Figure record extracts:
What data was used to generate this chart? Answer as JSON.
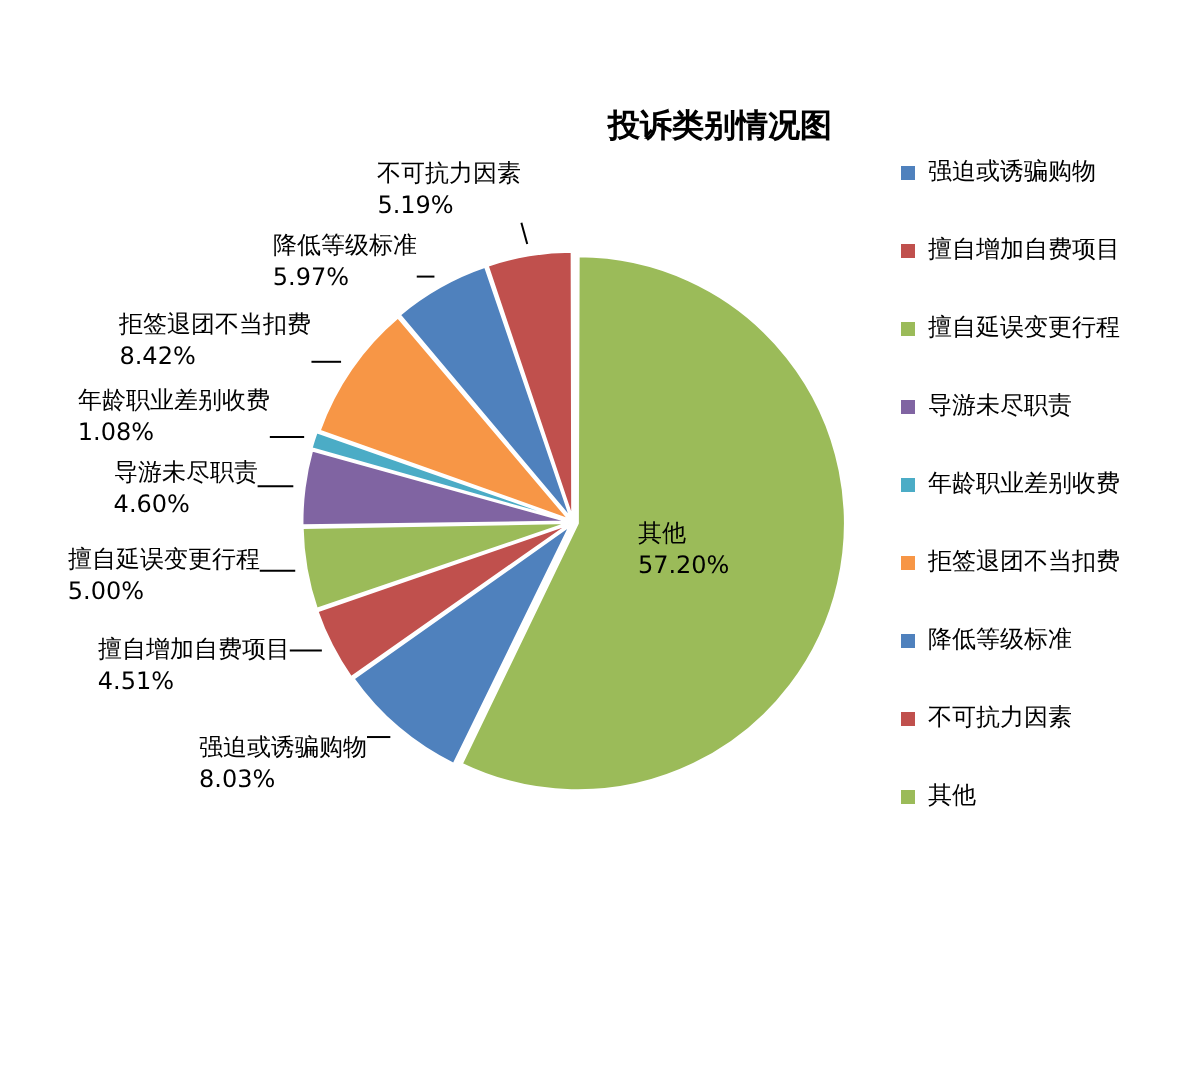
{
  "chart_data": {
    "type": "pie",
    "title": "投诉类别情况图",
    "categories": [
      "强迫或诱骗购物",
      "擅自增加自费项目",
      "擅自延误变更行程",
      "导游未尽职责",
      "年龄职业差别收费",
      "拒签退团不当扣费",
      "降低等级标准",
      "不可抗力因素",
      "其他"
    ],
    "values": [
      8.03,
      4.51,
      5.0,
      4.6,
      1.08,
      8.42,
      5.97,
      5.19,
      57.2
    ],
    "value_labels": [
      "8.03%",
      "4.51%",
      "5.00%",
      "4.60%",
      "1.08%",
      "8.42%",
      "5.97%",
      "5.19%",
      "57.20%"
    ],
    "colors": [
      "#4f81bd",
      "#c0504d",
      "#9bbb59",
      "#8064a2",
      "#4bacc6",
      "#f79646",
      "#4f81bd",
      "#c0504d",
      "#9bbb59"
    ],
    "legend": "right"
  }
}
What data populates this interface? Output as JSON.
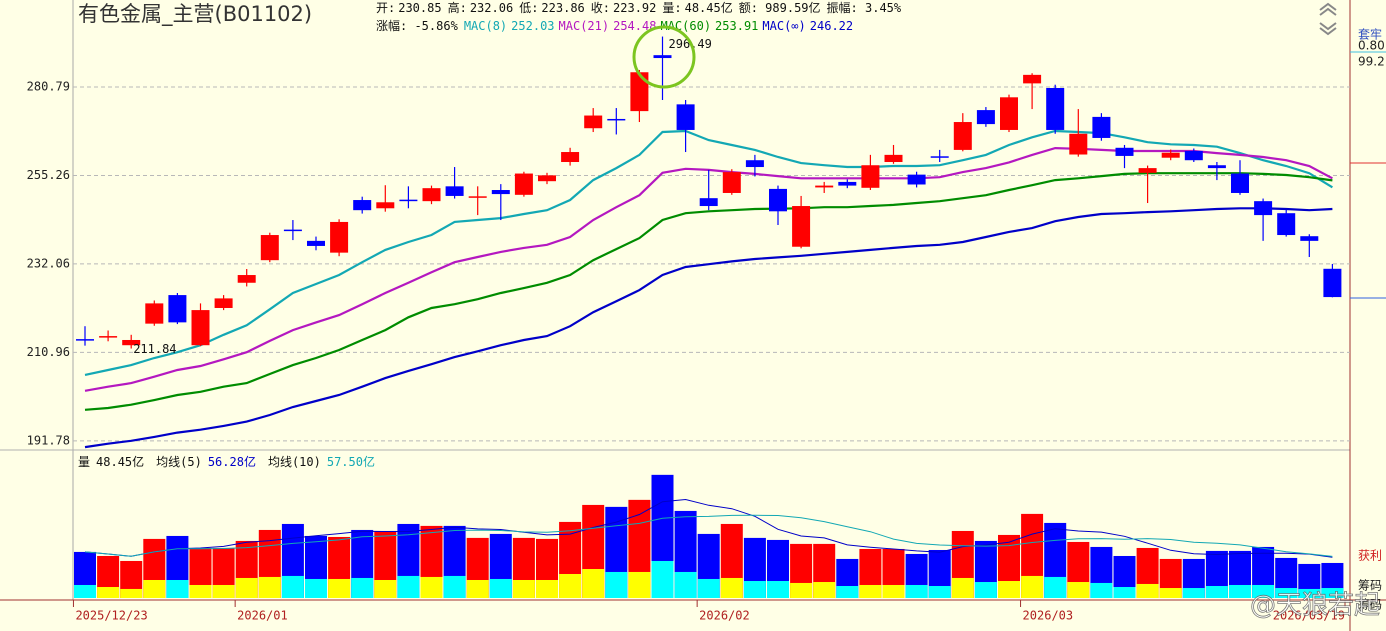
{
  "chart_data": [
    {
      "type": "candlestick",
      "title": "有色金属_主营(B01102)",
      "categories": [
        "2025/12/23",
        null,
        null,
        null,
        null,
        null,
        null,
        "2026/01",
        null,
        null,
        null,
        null,
        null,
        null,
        null,
        null,
        null,
        null,
        null,
        null,
        null,
        null,
        null,
        null,
        null,
        null,
        null,
        "2026/02",
        null,
        null,
        null,
        null,
        null,
        null,
        null,
        null,
        null,
        null,
        null,
        null,
        null,
        "2026/03",
        null,
        null,
        null,
        null,
        null,
        null,
        null,
        null,
        null,
        null,
        null,
        null,
        "2026/03/19"
      ],
      "open": [
        214.0,
        214.5,
        212.6,
        217.6,
        224.4,
        212.6,
        221.3,
        227.4,
        233.0,
        240.8,
        237.9,
        234.9,
        248.6,
        246.4,
        248.7,
        248.3,
        252.3,
        249.4,
        251.3,
        250.0,
        253.7,
        259.0,
        268.6,
        271.3,
        273.6,
        290.6,
        275.6,
        249.1,
        250.5,
        259.5,
        251.6,
        236.4,
        252.0,
        253.5,
        251.9,
        259.0,
        255.5,
        260.6,
        262.4,
        273.9,
        268.1,
        281.9,
        280.5,
        261.1,
        271.9,
        263.0,
        256.0,
        260.2,
        262.1,
        258.1,
        255.8,
        248.3,
        245.1,
        239.1,
        230.85
      ],
      "high": [
        217.0,
        216.0,
        215.0,
        223.1,
        224.9,
        222.4,
        224.4,
        230.8,
        240.0,
        243.3,
        239.0,
        243.5,
        249.5,
        252.6,
        252.3,
        252.5,
        257.6,
        252.3,
        252.9,
        256.3,
        256.0,
        263.0,
        274.5,
        274.5,
        286.0,
        296.49,
        276.9,
        256.8,
        257.0,
        261.0,
        252.5,
        249.7,
        253.5,
        254.2,
        261.0,
        263.8,
        256.3,
        262.4,
        273.0,
        274.8,
        278.5,
        285.0,
        281.5,
        274.2,
        273.0,
        263.8,
        258.0,
        262.5,
        262.8,
        259.0,
        259.5,
        249.0,
        246.0,
        239.6,
        232.06
      ],
      "low": [
        212.5,
        213.5,
        211.84,
        217.1,
        217.5,
        212.4,
        220.8,
        226.5,
        232.5,
        238.1,
        235.5,
        234.0,
        245.0,
        245.5,
        246.4,
        247.5,
        249.0,
        244.6,
        243.3,
        249.5,
        252.9,
        258.0,
        267.5,
        266.8,
        270.4,
        276.9,
        261.8,
        245.9,
        250.0,
        255.0,
        242.0,
        236.0,
        250.5,
        251.8,
        251.3,
        258.5,
        252.0,
        259.0,
        262.0,
        269.0,
        267.5,
        274.2,
        267.0,
        260.5,
        265.0,
        257.3,
        247.8,
        259.5,
        259.0,
        254.0,
        250.0,
        237.9,
        239.0,
        233.8,
        223.86
      ],
      "close": [
        213.8,
        214.7,
        213.8,
        222.4,
        217.9,
        220.8,
        223.6,
        229.3,
        239.4,
        240.5,
        236.6,
        242.8,
        245.9,
        248.0,
        248.4,
        251.8,
        249.7,
        249.6,
        250.2,
        255.8,
        255.3,
        261.8,
        272.3,
        271.0,
        285.3,
        289.7,
        268.1,
        247.0,
        256.2,
        257.6,
        245.6,
        247.0,
        252.5,
        252.5,
        258.1,
        261.0,
        252.8,
        260.4,
        270.4,
        269.8,
        277.7,
        284.5,
        268.1,
        267.0,
        265.8,
        260.7,
        257.3,
        261.6,
        259.5,
        257.3,
        250.5,
        244.6,
        239.4,
        237.9,
        223.92
      ],
      "up_color": "#ff0000",
      "down_color": "#0000ff",
      "series": [
        {
          "name": "MAC(8)",
          "color": "#13a8b4",
          "values": [
            205.9,
            207.0,
            208.1,
            209.7,
            211.0,
            212.6,
            215.0,
            217.2,
            221.0,
            224.9,
            227.1,
            229.3,
            232.5,
            235.6,
            237.6,
            239.4,
            242.8,
            243.3,
            243.8,
            244.9,
            245.9,
            248.6,
            254.0,
            257.3,
            261.0,
            267.5,
            267.8,
            265.2,
            263.8,
            262.4,
            260.4,
            258.7,
            258.1,
            257.6,
            257.6,
            257.9,
            257.9,
            258.1,
            259.5,
            261.0,
            263.8,
            266.0,
            267.8,
            267.5,
            267.2,
            266.0,
            264.6,
            264.0,
            263.8,
            263.3,
            261.5,
            259.5,
            257.9,
            255.9,
            252.03
          ]
        },
        {
          "name": "MAC(21)",
          "color": "#b418c0",
          "values": [
            202.4,
            203.3,
            204.1,
            205.5,
            207.0,
            207.9,
            209.4,
            211.0,
            213.6,
            216.1,
            217.9,
            219.6,
            222.2,
            224.9,
            227.4,
            230.0,
            232.5,
            233.8,
            235.1,
            236.1,
            236.9,
            238.9,
            243.3,
            246.7,
            249.9,
            256.0,
            257.1,
            256.8,
            256.2,
            255.7,
            255.1,
            254.5,
            254.5,
            254.5,
            254.5,
            254.5,
            254.5,
            254.8,
            256.2,
            257.3,
            258.9,
            261.0,
            262.9,
            262.7,
            262.4,
            262.1,
            262.1,
            262.1,
            262.1,
            261.5,
            261.0,
            260.4,
            259.5,
            257.9,
            254.48
          ]
        },
        {
          "name": "MAC(60)",
          "color": "#008c00",
          "values": [
            198.3,
            198.7,
            199.4,
            200.4,
            201.5,
            202.2,
            203.3,
            204.1,
            206.1,
            208.1,
            209.7,
            211.5,
            213.8,
            216.1,
            219.1,
            221.3,
            222.2,
            223.4,
            224.9,
            226.1,
            227.4,
            229.3,
            233.0,
            235.8,
            238.6,
            243.3,
            245.1,
            245.6,
            245.9,
            246.2,
            246.3,
            246.4,
            246.7,
            246.7,
            247.0,
            247.3,
            247.8,
            248.3,
            249.1,
            249.9,
            251.3,
            252.6,
            254.0,
            254.5,
            255.1,
            255.7,
            255.9,
            255.9,
            255.9,
            255.9,
            255.9,
            255.7,
            255.4,
            254.8,
            253.91
          ]
        },
        {
          "name": "MAC(∞)",
          "color": "#0000c8",
          "values": [
            190.5,
            191.2,
            191.8,
            192.6,
            193.5,
            194.1,
            194.9,
            195.8,
            197.2,
            198.9,
            200.2,
            201.5,
            203.3,
            205.2,
            206.8,
            208.3,
            209.9,
            211.2,
            212.6,
            213.8,
            214.7,
            217.0,
            220.3,
            222.9,
            225.6,
            229.3,
            231.3,
            232.0,
            232.7,
            233.3,
            233.7,
            234.1,
            234.6,
            235.1,
            235.6,
            236.1,
            236.6,
            236.9,
            237.6,
            238.9,
            240.2,
            241.2,
            243.0,
            244.1,
            244.9,
            245.1,
            245.4,
            245.6,
            245.9,
            246.2,
            246.4,
            246.4,
            246.2,
            245.9,
            246.22
          ]
        }
      ],
      "ylim": [
        189.9,
        308.4
      ],
      "log_scale": true,
      "yticks": [
        191.78,
        210.96,
        232.06,
        255.26,
        280.79
      ],
      "grid": true,
      "info_labels": [
        "开:",
        "高:",
        "低:",
        "收:",
        "量:"
      ],
      "info": [
        "额: 989.59亿",
        "振幅: 3.45%"
      ],
      "change": "涨幅: -5.86%"
    },
    {
      "type": "bar",
      "label": "量",
      "last_label": "48.45亿",
      "values": [
        63.7,
        58.1,
        51.2,
        81.7,
        85.8,
        69.2,
        69.2,
        78.9,
        94.1,
        102.4,
        85.8,
        84.4,
        94.1,
        92.7,
        102.4,
        99.7,
        99.7,
        83.1,
        88.6,
        83.1,
        81.7,
        105.2,
        128.7,
        126.0,
        135.7,
        170.3,
        120.4,
        88.6,
        102.4,
        83.1,
        80.3,
        74.8,
        74.8,
        54.0,
        67.8,
        67.8,
        60.9,
        66.4,
        92.7,
        78.9,
        87.2,
        116.3,
        103.8,
        77.5,
        70.6,
        58.1,
        69.2,
        54.0,
        54.0,
        65.1,
        65.1,
        70.6,
        55.4,
        47.1,
        48.45
      ],
      "sub_values": [
        18.0,
        15.2,
        12.5,
        24.9,
        24.9,
        18.0,
        18.0,
        27.7,
        29.1,
        30.5,
        26.3,
        26.3,
        27.7,
        24.9,
        30.5,
        29.1,
        30.5,
        24.9,
        26.3,
        24.9,
        24.9,
        33.2,
        40.1,
        36.0,
        36.0,
        51.2,
        36.0,
        26.3,
        27.7,
        23.5,
        23.5,
        20.8,
        22.1,
        16.6,
        18.0,
        18.0,
        18.0,
        16.6,
        27.7,
        22.1,
        23.5,
        30.5,
        29.1,
        22.1,
        20.8,
        15.2,
        19.4,
        13.8,
        13.8,
        16.6,
        18.0,
        18.0,
        13.8,
        12.5,
        13.8
      ],
      "up_color": "#ff0000",
      "down_color": "#0000ff",
      "sub_up_color": "#ffff00",
      "sub_down_color": "#00ffff",
      "series": [
        {
          "name": "均线(5)",
          "color": "#0000c8",
          "last_label": "56.28亿",
          "values": [
            63.7,
            60.9,
            57.7,
            63.7,
            68.1,
            69.2,
            71.4,
            77.0,
            79.4,
            82.8,
            86.1,
            89.1,
            92.2,
            91.9,
            91.9,
            94.7,
            97.7,
            95.5,
            94.7,
            90.8,
            87.2,
            88.3,
            97.5,
            104.9,
            115.5,
            133.2,
            136.2,
            128.2,
            123.5,
            113.0,
            95.0,
            85.8,
            83.1,
            73.4,
            70.3,
            67.8,
            65.1,
            63.4,
            71.1,
            73.3,
            77.2,
            88.3,
            95.8,
            92.7,
            91.1,
            85.3,
            75.8,
            65.9,
            61.2,
            60.1,
            61.5,
            61.8,
            62.0,
            60.7,
            56.28
          ]
        },
        {
          "name": "均线(10)",
          "color": "#13a8b4",
          "last_label": "57.50亿",
          "values": [
            63.7,
            60.9,
            57.7,
            63.7,
            68.1,
            68.2,
            68.4,
            69.7,
            72.4,
            75.5,
            77.7,
            80.3,
            84.6,
            85.7,
            87.4,
            90.4,
            93.4,
            93.9,
            93.3,
            91.4,
            91.0,
            93.0,
            96.5,
            99.8,
            103.2,
            110.2,
            112.3,
            112.9,
            114.2,
            114.3,
            114.1,
            111.0,
            105.7,
            98.5,
            91.7,
            81.4,
            75.5,
            73.3,
            72.3,
            71.8,
            72.5,
            76.7,
            79.6,
            81.9,
            82.2,
            81.3,
            82.1,
            80.9,
            77.0,
            75.6,
            73.4,
            68.8,
            64.0,
            61.0,
            57.5
          ]
        }
      ],
      "ylim": [
        0,
        177
      ]
    }
  ],
  "side_panel": {
    "texts": [
      "套牢",
      "0.80",
      "99.2",
      "获利",
      "筹码",
      "筹码"
    ]
  },
  "watermark": "@天狼若起"
}
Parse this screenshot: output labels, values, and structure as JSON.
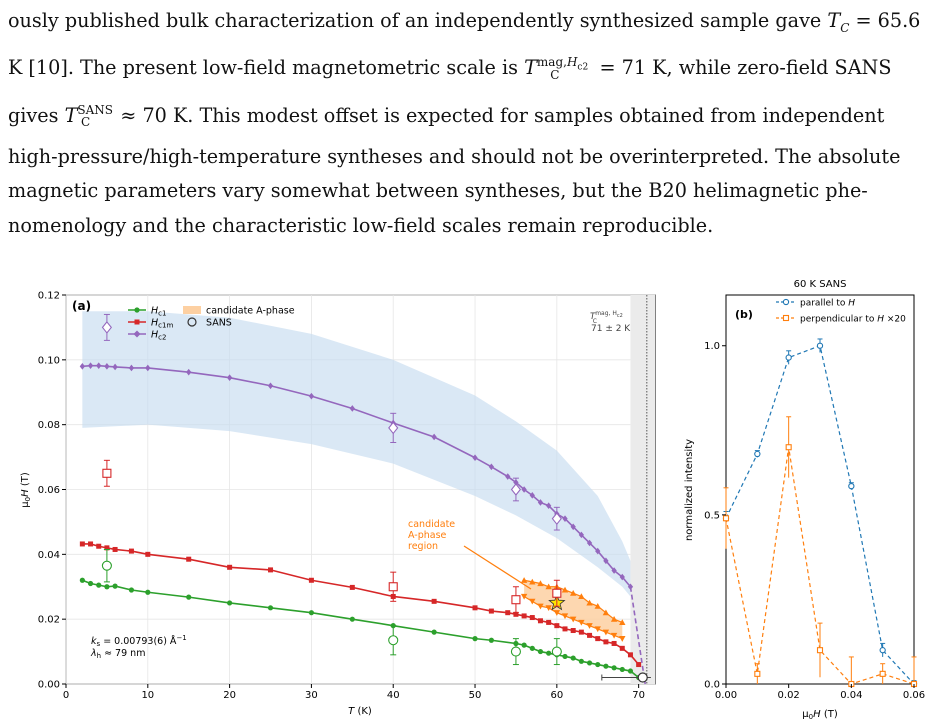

TASK TO COMPLETE.
Work through the records line by line and tally those with the word "What". Report only the total.

RESULT FOR THIS TASK.
2